### Given instruction
Quote all of the entries word for word.

[Data listing]
— begin —
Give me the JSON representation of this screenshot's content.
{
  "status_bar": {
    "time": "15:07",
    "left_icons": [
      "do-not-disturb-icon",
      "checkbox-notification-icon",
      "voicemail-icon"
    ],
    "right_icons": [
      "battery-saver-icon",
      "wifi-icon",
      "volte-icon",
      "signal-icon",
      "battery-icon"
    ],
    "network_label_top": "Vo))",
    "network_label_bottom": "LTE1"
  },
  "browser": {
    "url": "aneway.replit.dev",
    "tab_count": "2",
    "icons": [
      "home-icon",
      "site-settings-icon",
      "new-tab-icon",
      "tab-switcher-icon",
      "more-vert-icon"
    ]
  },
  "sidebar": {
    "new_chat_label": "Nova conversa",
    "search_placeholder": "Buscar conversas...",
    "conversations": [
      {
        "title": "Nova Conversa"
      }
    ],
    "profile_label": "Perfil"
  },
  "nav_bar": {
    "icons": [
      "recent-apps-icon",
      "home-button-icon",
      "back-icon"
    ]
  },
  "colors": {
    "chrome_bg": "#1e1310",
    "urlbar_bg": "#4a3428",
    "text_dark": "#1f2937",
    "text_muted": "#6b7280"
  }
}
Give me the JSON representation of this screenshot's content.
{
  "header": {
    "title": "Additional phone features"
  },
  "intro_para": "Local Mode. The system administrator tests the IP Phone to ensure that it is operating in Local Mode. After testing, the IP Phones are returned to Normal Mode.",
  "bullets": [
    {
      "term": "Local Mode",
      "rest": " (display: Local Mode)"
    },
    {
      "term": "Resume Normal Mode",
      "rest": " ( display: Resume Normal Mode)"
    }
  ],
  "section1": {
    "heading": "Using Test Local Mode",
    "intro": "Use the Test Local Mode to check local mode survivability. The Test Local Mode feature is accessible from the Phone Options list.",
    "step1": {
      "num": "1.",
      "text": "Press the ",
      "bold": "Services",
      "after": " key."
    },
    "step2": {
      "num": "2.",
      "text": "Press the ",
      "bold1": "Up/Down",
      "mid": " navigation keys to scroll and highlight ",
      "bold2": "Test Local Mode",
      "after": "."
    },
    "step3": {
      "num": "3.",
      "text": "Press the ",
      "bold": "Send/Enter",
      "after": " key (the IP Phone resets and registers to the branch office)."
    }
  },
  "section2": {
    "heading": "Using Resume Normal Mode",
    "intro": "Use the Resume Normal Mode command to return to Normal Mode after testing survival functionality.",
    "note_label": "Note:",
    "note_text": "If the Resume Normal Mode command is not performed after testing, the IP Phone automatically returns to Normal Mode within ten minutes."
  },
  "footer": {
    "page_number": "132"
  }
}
— end —
### Correct result
Give me the JSON representation of this screenshot's content.
{
  "status_bar": {
    "time": "15:07",
    "left_icons": [
      "do-not-disturb-icon",
      "checkbox-notification-icon",
      "voicemail-icon"
    ],
    "right_icons": [
      "battery-saver-icon",
      "wifi-icon",
      "volte-icon",
      "signal-icon",
      "battery-icon"
    ],
    "network_label_top": "Vo))",
    "network_label_bottom": "LTE1"
  },
  "browser": {
    "url": "aneway.replit.dev",
    "tab_count": "2",
    "icons": [
      "home-icon",
      "site-settings-icon",
      "new-tab-icon",
      "tab-switcher-icon",
      "more-vert-icon"
    ]
  },
  "sidebar": {
    "new_chat_label": "Nova conversa",
    "search_placeholder": "Buscar conversas...",
    "conversations": [
      {
        "title": "Nova Conversa"
      }
    ],
    "profile_label": "Perfil"
  },
  "nav_bar": {
    "icons": [
      "recent-apps-icon",
      "home-button-icon",
      "back-icon"
    ]
  },
  "colors": {
    "chrome_bg": "#1e1310",
    "urlbar_bg": "#4a3428",
    "text_dark": "#1f2937",
    "text_muted": "#6b7280"
  }
}
Give me the JSON representation of this screenshot's content.
{
  "header": {
    "title": "Additional phone features"
  },
  "intro_para": "Local Mode. The system administrator tests the IP Phone to ensure that it is operating in Local Mode. After testing, the IP Phones are returned to Normal Mode.",
  "bullets": [
    {
      "term": "Local Mode",
      "rest": " (display: Local Mode)"
    },
    {
      "term": "Resume Normal Mode",
      "rest": " ( display: Resume Normal Mode)"
    }
  ],
  "section1": {
    "heading": "Using Test Local Mode",
    "intro": "Use the Test Local Mode to check local mode survivability. The Test Local Mode feature is accessible from the Phone Options list.",
    "step1": {
      "num": "1.",
      "text": "Press the ",
      "bold": "Services",
      "after": " key."
    },
    "step2": {
      "num": "2.",
      "text": "Press the ",
      "bold1": "Up/Down",
      "mid": " navigation keys to scroll and highlight ",
      "bold2": "Test Local Mode",
      "after": "."
    },
    "step3": {
      "num": "3.",
      "text": "Press the ",
      "bold": "Send/Enter",
      "after": " key (the IP Phone resets and registers to the branch office)."
    }
  },
  "section2": {
    "heading": "Using Resume Normal Mode",
    "intro": "Use the Resume Normal Mode command to return to Normal Mode after testing survival functionality.",
    "note_label": "Note:",
    "note_text": "If the Resume Normal Mode command is not performed after testing, the IP Phone automatically returns to Normal Mode within ten minutes."
  },
  "footer": {
    "page_number": "132"
  }
}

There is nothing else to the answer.